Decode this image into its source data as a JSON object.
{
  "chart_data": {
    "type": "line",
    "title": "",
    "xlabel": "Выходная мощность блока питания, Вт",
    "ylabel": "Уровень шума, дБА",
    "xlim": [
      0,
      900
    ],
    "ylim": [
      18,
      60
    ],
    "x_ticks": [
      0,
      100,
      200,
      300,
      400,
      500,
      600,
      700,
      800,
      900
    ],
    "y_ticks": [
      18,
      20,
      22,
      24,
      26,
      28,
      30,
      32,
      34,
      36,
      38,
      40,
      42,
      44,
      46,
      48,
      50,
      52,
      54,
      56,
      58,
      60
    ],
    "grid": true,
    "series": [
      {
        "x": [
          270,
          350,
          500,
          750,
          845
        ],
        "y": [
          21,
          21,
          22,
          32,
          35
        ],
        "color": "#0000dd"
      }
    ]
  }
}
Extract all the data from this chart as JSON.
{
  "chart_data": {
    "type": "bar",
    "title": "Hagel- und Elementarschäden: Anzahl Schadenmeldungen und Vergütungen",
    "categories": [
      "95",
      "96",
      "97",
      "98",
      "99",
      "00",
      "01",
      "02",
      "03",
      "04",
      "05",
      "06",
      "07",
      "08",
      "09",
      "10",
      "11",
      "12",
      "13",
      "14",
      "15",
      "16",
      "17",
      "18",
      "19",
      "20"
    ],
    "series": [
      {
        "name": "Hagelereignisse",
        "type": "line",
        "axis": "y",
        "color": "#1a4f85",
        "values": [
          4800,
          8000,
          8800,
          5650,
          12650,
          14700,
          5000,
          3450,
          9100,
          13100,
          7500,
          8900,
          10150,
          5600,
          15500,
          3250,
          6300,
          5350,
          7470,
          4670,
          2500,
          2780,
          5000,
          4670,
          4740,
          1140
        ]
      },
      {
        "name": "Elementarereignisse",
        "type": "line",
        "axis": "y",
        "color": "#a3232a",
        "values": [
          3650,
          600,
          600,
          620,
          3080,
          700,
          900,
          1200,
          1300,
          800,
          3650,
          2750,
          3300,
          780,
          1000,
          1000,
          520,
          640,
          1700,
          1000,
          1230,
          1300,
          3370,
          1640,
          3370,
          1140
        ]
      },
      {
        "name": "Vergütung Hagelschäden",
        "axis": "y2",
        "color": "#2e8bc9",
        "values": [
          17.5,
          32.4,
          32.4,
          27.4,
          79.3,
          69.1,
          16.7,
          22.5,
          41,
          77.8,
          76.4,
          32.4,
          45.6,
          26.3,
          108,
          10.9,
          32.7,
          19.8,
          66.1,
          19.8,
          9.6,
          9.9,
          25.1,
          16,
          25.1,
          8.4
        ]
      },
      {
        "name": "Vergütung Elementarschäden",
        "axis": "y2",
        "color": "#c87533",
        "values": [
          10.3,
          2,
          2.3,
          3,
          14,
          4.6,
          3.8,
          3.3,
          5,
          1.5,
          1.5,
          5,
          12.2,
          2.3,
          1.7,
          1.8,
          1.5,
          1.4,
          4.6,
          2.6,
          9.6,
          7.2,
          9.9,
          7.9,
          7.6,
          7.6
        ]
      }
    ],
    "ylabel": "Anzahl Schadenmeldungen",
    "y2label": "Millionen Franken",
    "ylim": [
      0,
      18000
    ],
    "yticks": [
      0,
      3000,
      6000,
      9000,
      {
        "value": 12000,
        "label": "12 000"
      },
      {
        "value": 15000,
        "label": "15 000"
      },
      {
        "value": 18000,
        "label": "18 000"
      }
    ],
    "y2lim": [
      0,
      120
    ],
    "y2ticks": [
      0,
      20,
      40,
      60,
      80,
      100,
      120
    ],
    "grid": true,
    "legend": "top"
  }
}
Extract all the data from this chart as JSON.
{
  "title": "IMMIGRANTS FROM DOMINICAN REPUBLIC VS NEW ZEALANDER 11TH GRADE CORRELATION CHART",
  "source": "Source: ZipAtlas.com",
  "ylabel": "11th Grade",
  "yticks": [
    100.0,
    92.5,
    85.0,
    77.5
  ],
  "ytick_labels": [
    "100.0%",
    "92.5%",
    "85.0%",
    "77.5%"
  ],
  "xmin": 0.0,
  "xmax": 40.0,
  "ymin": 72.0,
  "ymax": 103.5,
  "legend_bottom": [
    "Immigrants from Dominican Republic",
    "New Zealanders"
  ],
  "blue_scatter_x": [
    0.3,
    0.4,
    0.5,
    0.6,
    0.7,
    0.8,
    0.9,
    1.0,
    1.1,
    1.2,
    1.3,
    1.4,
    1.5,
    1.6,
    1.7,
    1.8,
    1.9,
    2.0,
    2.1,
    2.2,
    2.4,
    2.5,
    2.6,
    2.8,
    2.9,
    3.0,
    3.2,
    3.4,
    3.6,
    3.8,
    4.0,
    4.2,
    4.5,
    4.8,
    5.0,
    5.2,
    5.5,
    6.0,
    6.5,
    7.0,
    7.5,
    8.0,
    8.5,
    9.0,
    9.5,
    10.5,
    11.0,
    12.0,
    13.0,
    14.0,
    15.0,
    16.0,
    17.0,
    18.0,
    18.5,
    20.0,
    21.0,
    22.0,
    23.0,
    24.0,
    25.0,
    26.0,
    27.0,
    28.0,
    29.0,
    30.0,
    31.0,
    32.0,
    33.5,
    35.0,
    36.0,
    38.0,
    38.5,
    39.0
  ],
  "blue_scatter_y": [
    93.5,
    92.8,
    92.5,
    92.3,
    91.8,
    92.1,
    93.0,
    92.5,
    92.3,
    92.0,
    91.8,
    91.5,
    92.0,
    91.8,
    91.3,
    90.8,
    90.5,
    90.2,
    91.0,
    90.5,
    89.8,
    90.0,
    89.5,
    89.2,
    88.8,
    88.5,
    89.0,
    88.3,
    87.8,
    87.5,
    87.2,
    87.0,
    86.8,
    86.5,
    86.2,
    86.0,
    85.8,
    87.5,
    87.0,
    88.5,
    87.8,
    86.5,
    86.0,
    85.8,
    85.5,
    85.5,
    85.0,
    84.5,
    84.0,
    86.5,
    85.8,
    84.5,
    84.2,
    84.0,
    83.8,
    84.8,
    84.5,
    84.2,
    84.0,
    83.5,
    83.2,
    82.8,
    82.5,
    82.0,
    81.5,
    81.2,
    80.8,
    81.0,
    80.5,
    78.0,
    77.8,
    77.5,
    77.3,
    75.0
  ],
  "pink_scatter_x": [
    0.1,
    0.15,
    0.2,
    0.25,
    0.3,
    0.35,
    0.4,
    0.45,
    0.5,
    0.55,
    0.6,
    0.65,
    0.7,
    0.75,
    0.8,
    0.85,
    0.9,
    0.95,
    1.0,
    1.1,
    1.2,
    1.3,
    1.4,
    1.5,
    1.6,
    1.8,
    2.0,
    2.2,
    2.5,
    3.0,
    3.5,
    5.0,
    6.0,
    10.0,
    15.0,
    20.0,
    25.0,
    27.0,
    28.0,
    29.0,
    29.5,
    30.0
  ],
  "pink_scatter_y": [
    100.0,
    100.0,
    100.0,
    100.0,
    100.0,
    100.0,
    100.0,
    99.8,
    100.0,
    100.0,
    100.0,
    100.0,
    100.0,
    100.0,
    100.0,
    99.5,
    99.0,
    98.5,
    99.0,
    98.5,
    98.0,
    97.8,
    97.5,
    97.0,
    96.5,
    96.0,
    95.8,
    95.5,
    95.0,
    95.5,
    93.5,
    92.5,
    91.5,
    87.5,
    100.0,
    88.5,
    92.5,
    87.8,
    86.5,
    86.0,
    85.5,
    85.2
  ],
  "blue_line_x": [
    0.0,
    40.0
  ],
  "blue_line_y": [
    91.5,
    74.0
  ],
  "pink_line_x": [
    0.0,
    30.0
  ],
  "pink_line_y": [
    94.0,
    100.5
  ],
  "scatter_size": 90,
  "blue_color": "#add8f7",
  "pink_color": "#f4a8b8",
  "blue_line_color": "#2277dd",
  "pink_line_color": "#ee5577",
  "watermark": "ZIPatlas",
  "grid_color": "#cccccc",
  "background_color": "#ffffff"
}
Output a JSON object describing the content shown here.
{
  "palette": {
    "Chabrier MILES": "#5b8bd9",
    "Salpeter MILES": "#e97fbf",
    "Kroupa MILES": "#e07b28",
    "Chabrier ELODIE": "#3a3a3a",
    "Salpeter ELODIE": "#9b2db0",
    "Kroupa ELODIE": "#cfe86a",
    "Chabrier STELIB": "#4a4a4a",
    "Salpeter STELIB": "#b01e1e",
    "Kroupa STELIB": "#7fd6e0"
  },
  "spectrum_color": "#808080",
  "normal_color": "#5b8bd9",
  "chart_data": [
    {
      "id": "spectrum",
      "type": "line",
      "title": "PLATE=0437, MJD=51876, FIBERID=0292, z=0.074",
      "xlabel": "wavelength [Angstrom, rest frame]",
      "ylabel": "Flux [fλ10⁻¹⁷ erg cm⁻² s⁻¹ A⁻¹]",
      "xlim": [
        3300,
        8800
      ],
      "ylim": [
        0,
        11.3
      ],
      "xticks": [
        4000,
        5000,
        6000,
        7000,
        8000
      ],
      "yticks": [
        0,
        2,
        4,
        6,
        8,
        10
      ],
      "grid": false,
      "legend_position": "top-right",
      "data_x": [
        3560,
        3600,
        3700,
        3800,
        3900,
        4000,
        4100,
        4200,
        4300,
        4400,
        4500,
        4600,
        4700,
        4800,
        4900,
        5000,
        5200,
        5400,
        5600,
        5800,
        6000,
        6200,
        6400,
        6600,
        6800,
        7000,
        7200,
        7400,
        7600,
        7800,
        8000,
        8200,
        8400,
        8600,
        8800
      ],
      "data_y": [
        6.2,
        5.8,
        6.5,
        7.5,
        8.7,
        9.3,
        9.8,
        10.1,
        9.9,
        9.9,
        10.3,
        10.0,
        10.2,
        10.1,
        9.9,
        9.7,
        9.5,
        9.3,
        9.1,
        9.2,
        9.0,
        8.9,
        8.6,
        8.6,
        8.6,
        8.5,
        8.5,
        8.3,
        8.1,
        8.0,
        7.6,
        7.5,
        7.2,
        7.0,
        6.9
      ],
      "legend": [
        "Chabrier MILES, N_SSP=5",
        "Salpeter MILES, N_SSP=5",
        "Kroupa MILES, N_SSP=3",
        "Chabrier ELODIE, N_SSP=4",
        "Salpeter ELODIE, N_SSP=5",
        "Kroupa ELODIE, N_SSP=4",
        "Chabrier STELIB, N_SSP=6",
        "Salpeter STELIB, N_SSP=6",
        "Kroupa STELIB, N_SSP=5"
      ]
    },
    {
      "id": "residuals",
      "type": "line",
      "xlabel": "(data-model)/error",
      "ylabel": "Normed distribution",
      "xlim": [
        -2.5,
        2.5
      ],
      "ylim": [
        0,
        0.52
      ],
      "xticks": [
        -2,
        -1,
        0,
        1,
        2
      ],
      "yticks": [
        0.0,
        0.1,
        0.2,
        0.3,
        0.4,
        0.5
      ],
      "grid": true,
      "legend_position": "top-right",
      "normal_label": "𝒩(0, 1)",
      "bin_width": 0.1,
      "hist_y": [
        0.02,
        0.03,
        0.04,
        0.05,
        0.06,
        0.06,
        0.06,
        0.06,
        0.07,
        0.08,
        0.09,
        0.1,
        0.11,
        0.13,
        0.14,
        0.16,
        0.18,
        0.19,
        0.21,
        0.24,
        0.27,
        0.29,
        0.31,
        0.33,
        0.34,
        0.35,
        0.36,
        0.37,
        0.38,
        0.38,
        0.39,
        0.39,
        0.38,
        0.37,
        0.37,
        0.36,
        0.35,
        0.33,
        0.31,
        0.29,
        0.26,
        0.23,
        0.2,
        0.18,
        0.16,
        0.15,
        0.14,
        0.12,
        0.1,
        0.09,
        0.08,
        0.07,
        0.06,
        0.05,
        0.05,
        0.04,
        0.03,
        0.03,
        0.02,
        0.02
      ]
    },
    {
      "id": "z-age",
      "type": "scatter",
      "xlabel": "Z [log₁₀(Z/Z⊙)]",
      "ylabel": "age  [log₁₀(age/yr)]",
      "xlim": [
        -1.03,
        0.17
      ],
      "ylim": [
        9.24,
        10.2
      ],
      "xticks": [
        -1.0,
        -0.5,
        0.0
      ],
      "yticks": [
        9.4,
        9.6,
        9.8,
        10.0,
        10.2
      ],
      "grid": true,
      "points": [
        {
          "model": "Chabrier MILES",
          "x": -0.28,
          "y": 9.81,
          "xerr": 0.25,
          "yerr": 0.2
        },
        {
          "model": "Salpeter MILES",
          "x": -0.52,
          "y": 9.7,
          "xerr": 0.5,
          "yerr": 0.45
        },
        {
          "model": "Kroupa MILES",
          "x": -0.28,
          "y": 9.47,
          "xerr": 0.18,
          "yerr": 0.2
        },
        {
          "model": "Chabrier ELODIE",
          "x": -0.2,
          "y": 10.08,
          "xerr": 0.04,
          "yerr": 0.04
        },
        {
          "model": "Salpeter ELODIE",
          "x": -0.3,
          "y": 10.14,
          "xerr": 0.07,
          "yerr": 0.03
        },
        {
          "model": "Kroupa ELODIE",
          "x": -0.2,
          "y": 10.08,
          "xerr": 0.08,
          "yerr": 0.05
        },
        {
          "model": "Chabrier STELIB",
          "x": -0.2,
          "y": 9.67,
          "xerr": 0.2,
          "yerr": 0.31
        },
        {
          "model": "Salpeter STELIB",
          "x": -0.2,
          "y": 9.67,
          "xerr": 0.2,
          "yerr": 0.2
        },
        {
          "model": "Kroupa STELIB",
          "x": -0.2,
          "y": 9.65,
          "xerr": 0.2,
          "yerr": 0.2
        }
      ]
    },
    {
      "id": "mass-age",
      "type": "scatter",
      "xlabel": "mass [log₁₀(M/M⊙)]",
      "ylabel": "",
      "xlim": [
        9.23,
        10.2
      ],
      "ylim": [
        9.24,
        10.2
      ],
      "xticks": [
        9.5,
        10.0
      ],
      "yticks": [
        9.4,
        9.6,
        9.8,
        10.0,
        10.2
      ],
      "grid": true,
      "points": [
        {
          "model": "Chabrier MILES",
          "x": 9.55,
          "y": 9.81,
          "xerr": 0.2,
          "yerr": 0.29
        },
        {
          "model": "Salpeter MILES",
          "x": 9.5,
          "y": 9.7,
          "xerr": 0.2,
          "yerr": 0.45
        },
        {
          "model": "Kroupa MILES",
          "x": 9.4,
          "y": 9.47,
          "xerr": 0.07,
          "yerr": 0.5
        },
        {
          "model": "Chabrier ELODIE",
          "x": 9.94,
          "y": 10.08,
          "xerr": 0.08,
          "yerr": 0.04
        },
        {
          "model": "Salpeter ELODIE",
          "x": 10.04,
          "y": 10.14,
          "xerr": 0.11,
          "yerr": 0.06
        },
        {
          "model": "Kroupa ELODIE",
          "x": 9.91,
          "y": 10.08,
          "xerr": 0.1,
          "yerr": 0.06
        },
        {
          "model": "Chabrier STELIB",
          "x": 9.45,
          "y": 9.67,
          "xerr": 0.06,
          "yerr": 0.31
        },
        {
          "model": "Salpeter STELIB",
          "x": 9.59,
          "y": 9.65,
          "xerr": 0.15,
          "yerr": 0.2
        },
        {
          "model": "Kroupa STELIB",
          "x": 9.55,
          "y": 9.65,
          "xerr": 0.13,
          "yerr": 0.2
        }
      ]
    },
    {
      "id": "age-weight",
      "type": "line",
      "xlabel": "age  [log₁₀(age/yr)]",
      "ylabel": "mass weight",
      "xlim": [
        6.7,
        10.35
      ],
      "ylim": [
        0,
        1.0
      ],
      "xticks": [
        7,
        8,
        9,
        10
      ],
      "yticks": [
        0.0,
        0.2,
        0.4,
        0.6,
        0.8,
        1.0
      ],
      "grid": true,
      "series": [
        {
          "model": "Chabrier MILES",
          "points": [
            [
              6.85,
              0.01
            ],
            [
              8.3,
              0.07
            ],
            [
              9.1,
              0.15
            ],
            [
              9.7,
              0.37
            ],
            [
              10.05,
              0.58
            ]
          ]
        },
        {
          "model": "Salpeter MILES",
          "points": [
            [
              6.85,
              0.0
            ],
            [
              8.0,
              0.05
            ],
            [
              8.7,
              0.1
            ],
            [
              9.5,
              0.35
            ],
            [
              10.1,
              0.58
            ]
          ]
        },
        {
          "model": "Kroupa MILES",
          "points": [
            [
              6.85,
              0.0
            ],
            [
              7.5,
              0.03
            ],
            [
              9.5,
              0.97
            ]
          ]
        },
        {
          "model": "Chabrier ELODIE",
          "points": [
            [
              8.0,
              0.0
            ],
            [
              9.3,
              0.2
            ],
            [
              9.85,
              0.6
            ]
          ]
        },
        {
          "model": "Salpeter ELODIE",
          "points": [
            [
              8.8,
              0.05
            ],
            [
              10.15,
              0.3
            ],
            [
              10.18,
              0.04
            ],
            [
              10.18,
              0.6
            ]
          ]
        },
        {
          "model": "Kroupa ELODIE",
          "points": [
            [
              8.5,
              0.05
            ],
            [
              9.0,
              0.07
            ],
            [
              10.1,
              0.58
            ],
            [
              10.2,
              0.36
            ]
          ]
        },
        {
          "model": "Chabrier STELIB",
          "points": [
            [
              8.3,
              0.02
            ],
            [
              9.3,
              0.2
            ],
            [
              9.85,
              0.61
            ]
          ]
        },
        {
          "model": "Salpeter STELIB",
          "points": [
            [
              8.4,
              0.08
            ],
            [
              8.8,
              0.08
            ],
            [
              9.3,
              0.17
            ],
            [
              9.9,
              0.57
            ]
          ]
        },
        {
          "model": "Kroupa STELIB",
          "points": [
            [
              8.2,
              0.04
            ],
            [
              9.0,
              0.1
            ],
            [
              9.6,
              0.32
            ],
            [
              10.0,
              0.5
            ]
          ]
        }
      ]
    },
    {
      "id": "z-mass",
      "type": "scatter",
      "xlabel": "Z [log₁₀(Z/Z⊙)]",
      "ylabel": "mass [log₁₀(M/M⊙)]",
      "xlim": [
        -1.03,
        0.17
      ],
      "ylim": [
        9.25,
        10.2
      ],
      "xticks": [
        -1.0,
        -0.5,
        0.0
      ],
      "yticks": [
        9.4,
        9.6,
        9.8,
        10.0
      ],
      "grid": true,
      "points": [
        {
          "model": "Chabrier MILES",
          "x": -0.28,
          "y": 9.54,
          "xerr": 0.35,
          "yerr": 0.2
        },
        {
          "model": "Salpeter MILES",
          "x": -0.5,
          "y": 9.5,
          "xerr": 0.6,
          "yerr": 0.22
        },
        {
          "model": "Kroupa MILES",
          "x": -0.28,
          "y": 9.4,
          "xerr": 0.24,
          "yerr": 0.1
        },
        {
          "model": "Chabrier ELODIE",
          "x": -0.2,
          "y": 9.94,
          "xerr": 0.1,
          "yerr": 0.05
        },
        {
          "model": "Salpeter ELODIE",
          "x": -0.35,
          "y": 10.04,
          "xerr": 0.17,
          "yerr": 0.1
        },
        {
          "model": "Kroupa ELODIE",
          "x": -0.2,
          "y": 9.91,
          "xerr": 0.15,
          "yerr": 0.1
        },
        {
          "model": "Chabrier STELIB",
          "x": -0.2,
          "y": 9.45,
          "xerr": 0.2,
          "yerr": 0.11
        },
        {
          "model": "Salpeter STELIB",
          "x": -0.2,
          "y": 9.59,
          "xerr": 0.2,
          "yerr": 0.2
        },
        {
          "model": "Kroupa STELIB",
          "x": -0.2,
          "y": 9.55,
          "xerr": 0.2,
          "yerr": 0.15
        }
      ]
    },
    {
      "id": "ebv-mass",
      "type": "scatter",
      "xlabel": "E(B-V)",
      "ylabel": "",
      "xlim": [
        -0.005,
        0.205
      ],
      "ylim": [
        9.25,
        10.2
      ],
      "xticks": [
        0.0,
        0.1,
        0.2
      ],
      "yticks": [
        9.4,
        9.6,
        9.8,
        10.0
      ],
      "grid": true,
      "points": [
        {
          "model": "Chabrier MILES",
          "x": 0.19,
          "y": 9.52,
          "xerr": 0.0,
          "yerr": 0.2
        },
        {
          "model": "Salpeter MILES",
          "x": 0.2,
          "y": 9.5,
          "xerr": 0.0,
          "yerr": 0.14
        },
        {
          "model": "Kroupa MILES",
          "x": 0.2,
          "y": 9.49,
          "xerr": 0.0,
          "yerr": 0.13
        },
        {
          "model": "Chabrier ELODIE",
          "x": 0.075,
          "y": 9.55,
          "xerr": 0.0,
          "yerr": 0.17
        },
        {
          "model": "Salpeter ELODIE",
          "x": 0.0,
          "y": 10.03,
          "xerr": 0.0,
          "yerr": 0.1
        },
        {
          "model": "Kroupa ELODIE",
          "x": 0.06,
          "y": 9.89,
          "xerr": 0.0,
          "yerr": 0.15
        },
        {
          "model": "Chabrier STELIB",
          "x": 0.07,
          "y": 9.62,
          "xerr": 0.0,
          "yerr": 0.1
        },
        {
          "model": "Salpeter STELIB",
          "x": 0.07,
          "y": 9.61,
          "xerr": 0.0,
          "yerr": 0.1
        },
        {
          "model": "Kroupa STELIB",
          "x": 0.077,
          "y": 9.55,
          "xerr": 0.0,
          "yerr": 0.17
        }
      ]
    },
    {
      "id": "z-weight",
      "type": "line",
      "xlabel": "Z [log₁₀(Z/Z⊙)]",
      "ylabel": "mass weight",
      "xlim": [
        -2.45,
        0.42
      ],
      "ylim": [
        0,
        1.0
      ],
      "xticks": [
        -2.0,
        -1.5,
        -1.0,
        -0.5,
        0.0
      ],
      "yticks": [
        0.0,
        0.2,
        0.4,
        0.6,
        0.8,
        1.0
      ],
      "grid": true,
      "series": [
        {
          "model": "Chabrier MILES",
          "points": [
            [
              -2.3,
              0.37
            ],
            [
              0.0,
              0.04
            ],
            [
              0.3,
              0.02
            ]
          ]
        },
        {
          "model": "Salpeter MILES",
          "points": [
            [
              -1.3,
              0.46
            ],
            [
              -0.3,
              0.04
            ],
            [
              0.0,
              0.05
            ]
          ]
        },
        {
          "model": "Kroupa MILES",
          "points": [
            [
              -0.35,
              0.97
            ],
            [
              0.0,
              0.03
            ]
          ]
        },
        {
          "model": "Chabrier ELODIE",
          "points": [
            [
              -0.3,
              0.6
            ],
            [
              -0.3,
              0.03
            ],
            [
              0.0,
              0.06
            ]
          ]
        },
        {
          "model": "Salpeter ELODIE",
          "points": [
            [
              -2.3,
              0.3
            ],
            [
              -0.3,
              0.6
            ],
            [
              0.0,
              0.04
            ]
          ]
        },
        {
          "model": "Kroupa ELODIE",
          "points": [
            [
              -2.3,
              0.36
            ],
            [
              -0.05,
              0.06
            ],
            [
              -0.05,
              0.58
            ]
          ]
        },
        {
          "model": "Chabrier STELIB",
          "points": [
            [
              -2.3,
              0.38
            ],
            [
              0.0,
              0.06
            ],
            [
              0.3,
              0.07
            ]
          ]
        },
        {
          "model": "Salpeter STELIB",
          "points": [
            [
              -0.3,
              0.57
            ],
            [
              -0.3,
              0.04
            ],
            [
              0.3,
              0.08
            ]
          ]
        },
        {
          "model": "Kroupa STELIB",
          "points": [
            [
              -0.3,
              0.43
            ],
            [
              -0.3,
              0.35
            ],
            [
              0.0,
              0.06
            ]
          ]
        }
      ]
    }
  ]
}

## EXERCISE TASK
Among the lines above, how many contain the string "title"? State the number alone.

## TASK RESPONSE
4